▸ **YOUR TASK**
Omit the pictures and return every entry exactly as written.

____

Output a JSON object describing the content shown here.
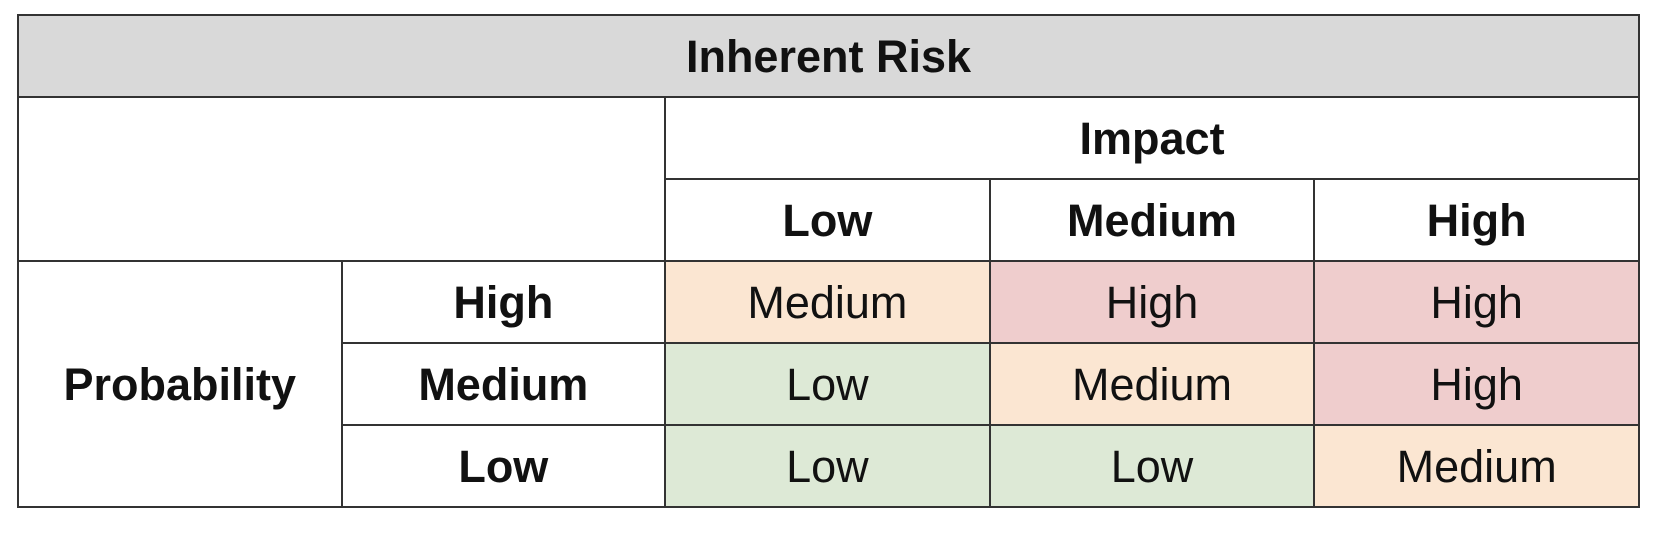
{
  "title": "Inherent Risk",
  "impact_label": "Impact",
  "probability_label": "Probability",
  "impact_levels": [
    "Low",
    "Medium",
    "High"
  ],
  "rows": [
    {
      "probability": "High",
      "cells": [
        "Medium",
        "High",
        "High"
      ]
    },
    {
      "probability": "Medium",
      "cells": [
        "Low",
        "Medium",
        "High"
      ]
    },
    {
      "probability": "Low",
      "cells": [
        "Low",
        "Low",
        "Medium"
      ]
    }
  ],
  "colors": {
    "title_bg": "#d9d9d9",
    "Low": "#dde9d6",
    "Medium": "#fbe6d2",
    "High": "#efcdcd",
    "border": "#333333"
  }
}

____

▸ **CORRECT RESPONSE**
Output a JSON object describing the content shown here.
{
  "title": "Inherent Risk",
  "impact_label": "Impact",
  "probability_label": "Probability",
  "impact_levels": [
    "Low",
    "Medium",
    "High"
  ],
  "rows": [
    {
      "probability": "High",
      "cells": [
        "Medium",
        "High",
        "High"
      ]
    },
    {
      "probability": "Medium",
      "cells": [
        "Low",
        "Medium",
        "High"
      ]
    },
    {
      "probability": "Low",
      "cells": [
        "Low",
        "Low",
        "Medium"
      ]
    }
  ],
  "colors": {
    "title_bg": "#d9d9d9",
    "Low": "#dde9d6",
    "Medium": "#fbe6d2",
    "High": "#efcdcd",
    "border": "#333333"
  }
}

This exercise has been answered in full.